Input records ::
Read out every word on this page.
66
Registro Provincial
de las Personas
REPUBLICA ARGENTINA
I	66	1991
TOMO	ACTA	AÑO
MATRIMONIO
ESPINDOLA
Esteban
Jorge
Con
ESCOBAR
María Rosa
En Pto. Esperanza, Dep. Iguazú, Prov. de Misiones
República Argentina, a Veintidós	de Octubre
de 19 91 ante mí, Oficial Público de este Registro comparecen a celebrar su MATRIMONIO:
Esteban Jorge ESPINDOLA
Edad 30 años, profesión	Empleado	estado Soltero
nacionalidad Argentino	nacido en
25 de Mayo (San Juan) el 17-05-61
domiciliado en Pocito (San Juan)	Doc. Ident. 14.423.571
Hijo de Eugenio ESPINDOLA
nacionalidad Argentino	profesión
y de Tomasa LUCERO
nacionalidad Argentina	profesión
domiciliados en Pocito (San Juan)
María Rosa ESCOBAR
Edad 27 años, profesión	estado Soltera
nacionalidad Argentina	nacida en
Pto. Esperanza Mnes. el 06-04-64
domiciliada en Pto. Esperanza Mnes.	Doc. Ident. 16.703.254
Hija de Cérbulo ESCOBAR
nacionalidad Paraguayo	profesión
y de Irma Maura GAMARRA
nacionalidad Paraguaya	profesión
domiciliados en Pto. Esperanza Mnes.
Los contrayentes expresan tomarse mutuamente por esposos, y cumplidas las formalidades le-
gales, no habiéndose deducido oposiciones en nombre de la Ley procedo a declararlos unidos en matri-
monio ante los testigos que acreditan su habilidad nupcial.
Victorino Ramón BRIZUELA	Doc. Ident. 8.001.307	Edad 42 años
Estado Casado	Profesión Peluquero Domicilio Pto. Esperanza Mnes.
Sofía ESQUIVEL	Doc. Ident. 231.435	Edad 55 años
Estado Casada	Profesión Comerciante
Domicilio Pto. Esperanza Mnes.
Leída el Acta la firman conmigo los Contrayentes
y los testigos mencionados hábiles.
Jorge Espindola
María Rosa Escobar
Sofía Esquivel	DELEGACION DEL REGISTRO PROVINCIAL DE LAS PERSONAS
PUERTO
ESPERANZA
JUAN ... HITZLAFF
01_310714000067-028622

Exercise description ::
Every record above should be output exactly.

Reply ::
Read out every word on this page.
66
Registro Provincial
de las Personas
REPUBLICA ARGENTINA
I	66	1991
TOMO	ACTA	AÑO
MATRIMONIO
ESPINDOLA
Esteban
Jorge
Con
ESCOBAR
María Rosa
En Pto. Esperanza, Dep. Iguazú, Prov. de Misiones
República Argentina, a Veintidós	de Octubre
de 19 91 ante mí, Oficial Público de este Registro comparecen a celebrar su MATRIMONIO:
Esteban Jorge ESPINDOLA
Edad 30 años, profesión	Empleado	estado Soltero
nacionalidad Argentino	nacido en
25 de Mayo (San Juan) el 17-05-61
domiciliado en Pocito (San Juan)	Doc. Ident. 14.423.571
Hijo de Eugenio ESPINDOLA
nacionalidad Argentino	profesión
y de Tomasa LUCERO
nacionalidad Argentina	profesión
domiciliados en Pocito (San Juan)
María Rosa ESCOBAR
Edad 27 años, profesión	estado Soltera
nacionalidad Argentina	nacida en
Pto. Esperanza Mnes. el 06-04-64
domiciliada en Pto. Esperanza Mnes.	Doc. Ident. 16.703.254
Hija de Cérbulo ESCOBAR
nacionalidad Paraguayo	profesión
y de Irma Maura GAMARRA
nacionalidad Paraguaya	profesión
domiciliados en Pto. Esperanza Mnes.
Los contrayentes expresan tomarse mutuamente por esposos, y cumplidas las formalidades le-
gales, no habiéndose deducido oposiciones en nombre de la Ley procedo a declararlos unidos en matri-
monio ante los testigos que acreditan su habilidad nupcial.
Victorino Ramón BRIZUELA	Doc. Ident. 8.001.307	Edad 42 años
Estado Casado	Profesión Peluquero Domicilio Pto. Esperanza Mnes.
Sofía ESQUIVEL	Doc. Ident. 231.435	Edad 55 años
Estado Casada	Profesión Comerciante
Domicilio Pto. Esperanza Mnes.
Leída el Acta la firman conmigo los Contrayentes
y los testigos mencionados hábiles.
Jorge Espindola
María Rosa Escobar
Sofía Esquivel	DELEGACION DEL REGISTRO PROVINCIAL DE LAS PERSONAS
PUERTO
ESPERANZA
JUAN ... HITZLAFF
01_310714000067-028622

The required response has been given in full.